> **Records for processing**:

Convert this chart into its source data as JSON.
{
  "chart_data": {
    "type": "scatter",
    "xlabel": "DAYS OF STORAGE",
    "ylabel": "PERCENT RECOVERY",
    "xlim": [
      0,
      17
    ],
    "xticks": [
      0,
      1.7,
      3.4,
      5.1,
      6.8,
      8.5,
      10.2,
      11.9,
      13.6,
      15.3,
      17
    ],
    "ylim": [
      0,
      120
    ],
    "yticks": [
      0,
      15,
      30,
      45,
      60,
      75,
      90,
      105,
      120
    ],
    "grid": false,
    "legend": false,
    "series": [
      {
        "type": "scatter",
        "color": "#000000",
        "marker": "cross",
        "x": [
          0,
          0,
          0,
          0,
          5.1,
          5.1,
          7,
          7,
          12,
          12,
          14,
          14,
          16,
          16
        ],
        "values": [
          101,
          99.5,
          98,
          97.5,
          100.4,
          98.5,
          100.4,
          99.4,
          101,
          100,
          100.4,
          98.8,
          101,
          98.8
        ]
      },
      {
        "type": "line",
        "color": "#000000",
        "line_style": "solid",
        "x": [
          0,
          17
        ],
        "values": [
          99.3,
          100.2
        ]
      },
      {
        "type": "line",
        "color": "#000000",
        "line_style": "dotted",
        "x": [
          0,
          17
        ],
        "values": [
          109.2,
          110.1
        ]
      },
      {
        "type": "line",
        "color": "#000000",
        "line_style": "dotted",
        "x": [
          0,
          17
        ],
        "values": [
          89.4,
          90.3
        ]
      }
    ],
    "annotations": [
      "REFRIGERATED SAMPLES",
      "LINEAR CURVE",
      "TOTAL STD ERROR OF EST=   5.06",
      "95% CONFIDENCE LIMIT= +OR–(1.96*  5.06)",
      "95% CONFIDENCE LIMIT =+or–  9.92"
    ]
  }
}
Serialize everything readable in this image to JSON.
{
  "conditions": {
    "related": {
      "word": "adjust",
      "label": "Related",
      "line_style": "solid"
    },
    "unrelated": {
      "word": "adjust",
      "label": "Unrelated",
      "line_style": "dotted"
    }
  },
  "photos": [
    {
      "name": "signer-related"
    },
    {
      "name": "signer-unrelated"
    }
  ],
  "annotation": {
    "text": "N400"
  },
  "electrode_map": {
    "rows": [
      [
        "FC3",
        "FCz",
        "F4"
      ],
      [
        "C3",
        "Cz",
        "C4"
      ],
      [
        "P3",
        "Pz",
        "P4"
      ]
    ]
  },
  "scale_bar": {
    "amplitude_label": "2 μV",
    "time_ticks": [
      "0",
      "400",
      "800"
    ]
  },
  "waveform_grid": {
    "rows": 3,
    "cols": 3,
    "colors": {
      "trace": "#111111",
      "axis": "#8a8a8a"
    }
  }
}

> **Exercise instructions**: Across the data, tally the lines containing "LIMIT" and give back the number alone.

> **Exercise result**: 2